▶ **JOB**: Repeat the records below exactly, leaving out any pictures.

▶ **DATA FOR THE TASK**:
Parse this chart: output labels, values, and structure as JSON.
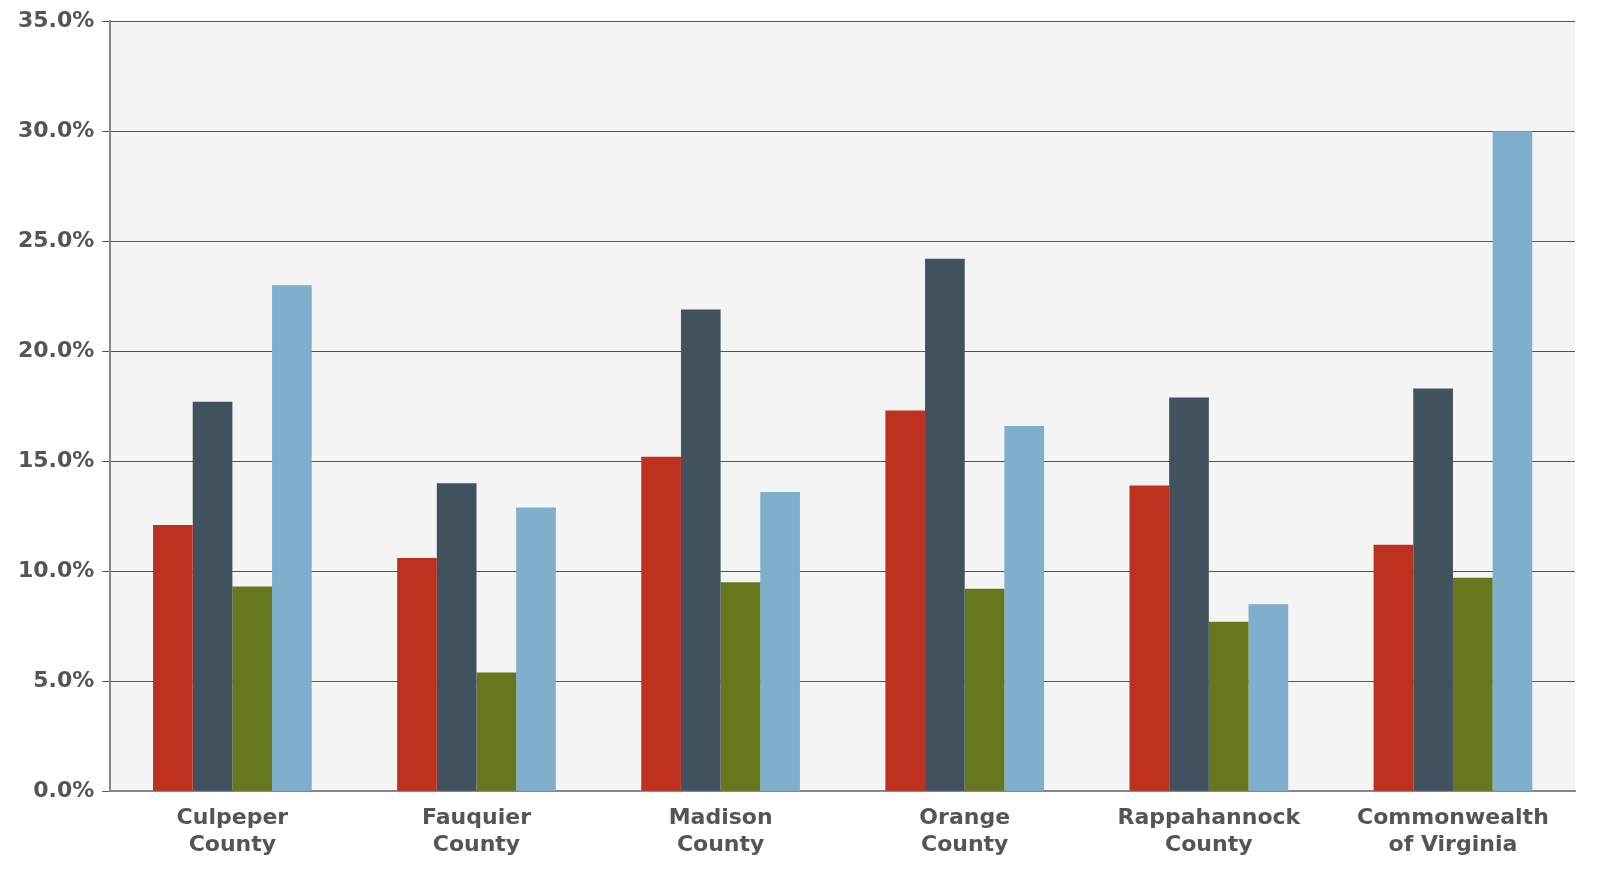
{
  "chart_data": {
    "type": "bar",
    "categories": [
      "Culpeper County",
      "Fauquier County",
      "Madison County",
      "Orange County",
      "Rappahannock County",
      "Commonwealth of Virginia"
    ],
    "series": [
      {
        "color": "#be311e",
        "values": [
          12.1,
          10.6,
          15.2,
          17.3,
          13.9,
          11.2
        ]
      },
      {
        "color": "#41525e",
        "values": [
          17.7,
          14.0,
          21.9,
          24.2,
          17.9,
          18.3
        ]
      },
      {
        "color": "#66771e",
        "values": [
          9.3,
          5.4,
          9.5,
          9.2,
          7.7,
          9.7
        ]
      },
      {
        "color": "#7eafcd",
        "values": [
          23.0,
          12.9,
          13.6,
          16.6,
          8.5,
          30.0
        ]
      }
    ],
    "ylim": [
      0,
      35
    ],
    "yticks": [
      {
        "value": 0,
        "label": "0.0%"
      },
      {
        "value": 5,
        "label": "5.0%"
      },
      {
        "value": 10,
        "label": "10.0%"
      },
      {
        "value": 15,
        "label": "15.0%"
      },
      {
        "value": 20,
        "label": "20.0%"
      },
      {
        "value": 25,
        "label": "25.0%"
      },
      {
        "value": 30,
        "label": "30.0%"
      },
      {
        "value": 35,
        "label": "35.0%"
      }
    ],
    "grid": "y",
    "legend": false
  }
}
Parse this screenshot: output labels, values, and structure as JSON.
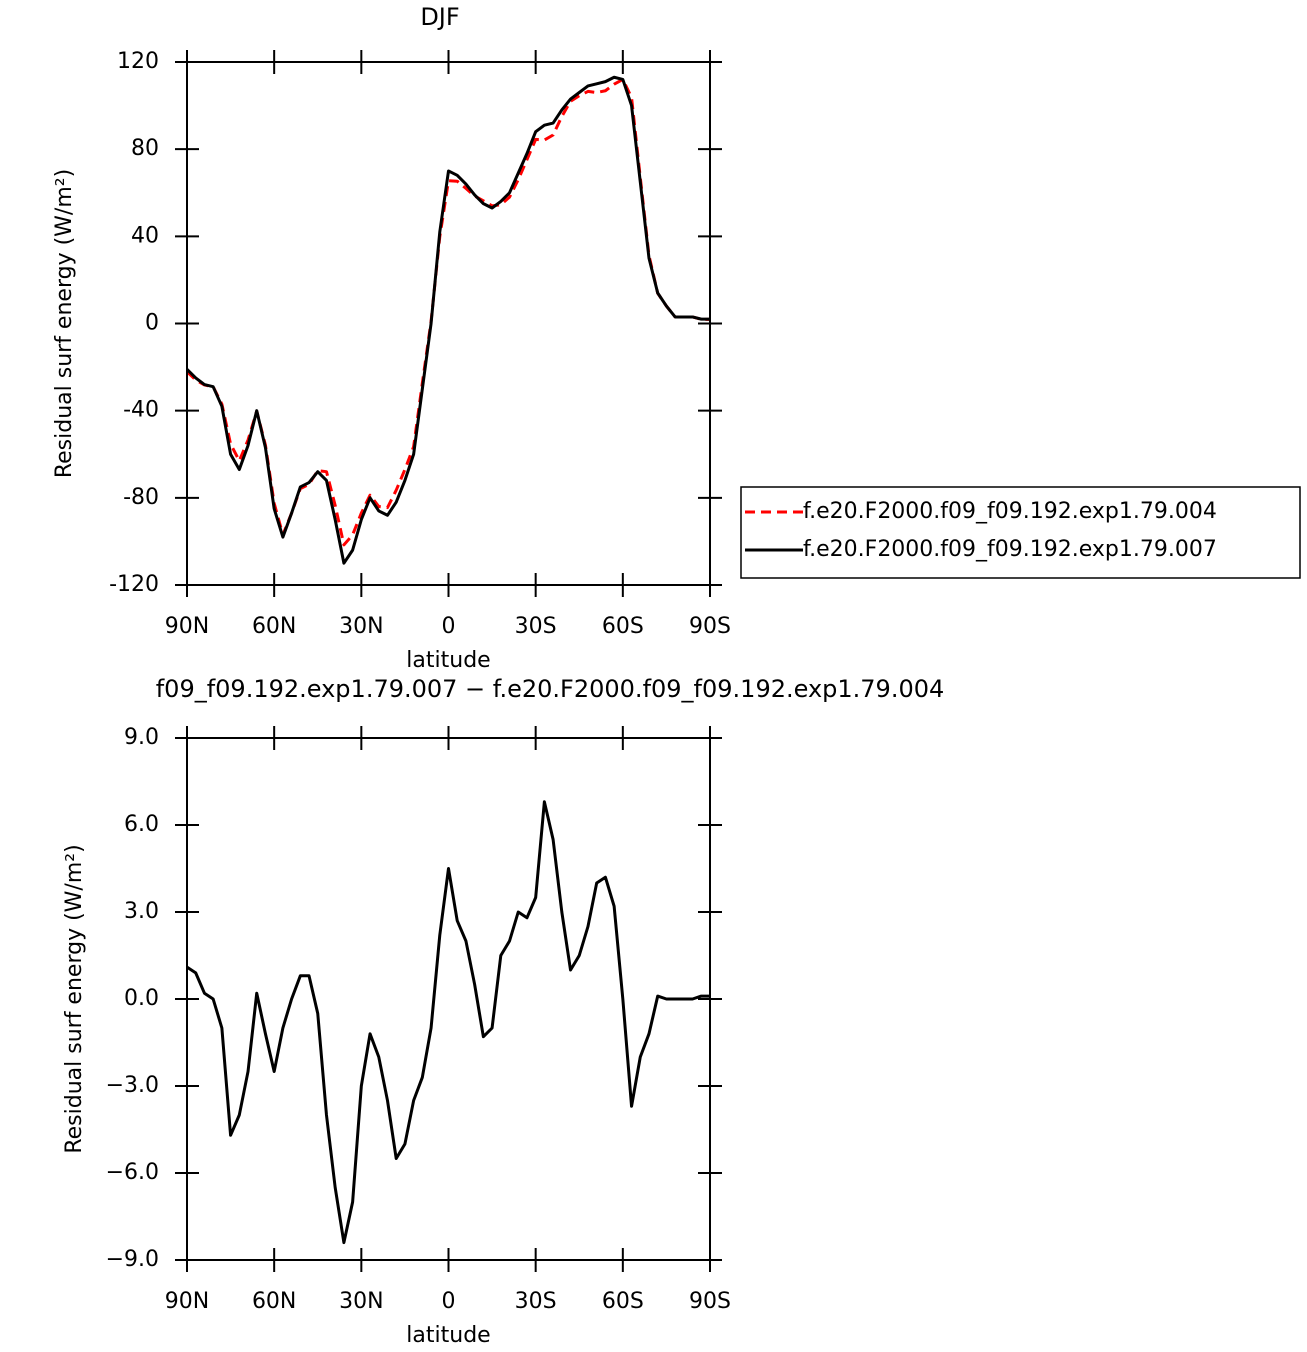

▶ **EXERCISE RESULT**:
Parse this chart: output labels, values, and structure as JSON.
{
  "chart_data": {
    "type": "bar",
    "categories": [
      "Culpeper County",
      "Fauquier County",
      "Madison County",
      "Orange County",
      "Rappahannock County",
      "Commonwealth of Virginia"
    ],
    "series": [
      {
        "color": "#be311e",
        "values": [
          12.1,
          10.6,
          15.2,
          17.3,
          13.9,
          11.2
        ]
      },
      {
        "color": "#41525e",
        "values": [
          17.7,
          14.0,
          21.9,
          24.2,
          17.9,
          18.3
        ]
      },
      {
        "color": "#66771e",
        "values": [
          9.3,
          5.4,
          9.5,
          9.2,
          7.7,
          9.7
        ]
      },
      {
        "color": "#7eafcd",
        "values": [
          23.0,
          12.9,
          13.6,
          16.6,
          8.5,
          30.0
        ]
      }
    ],
    "ylim": [
      0,
      35
    ],
    "yticks": [
      {
        "value": 0,
        "label": "0.0%"
      },
      {
        "value": 5,
        "label": "5.0%"
      },
      {
        "value": 10,
        "label": "10.0%"
      },
      {
        "value": 15,
        "label": "15.0%"
      },
      {
        "value": 20,
        "label": "20.0%"
      },
      {
        "value": 25,
        "label": "25.0%"
      },
      {
        "value": 30,
        "label": "30.0%"
      },
      {
        "value": 35,
        "label": "35.0%"
      }
    ],
    "grid": "y",
    "legend": false
  }
}
Parse this screenshot: output labels, values, and structure as JSON.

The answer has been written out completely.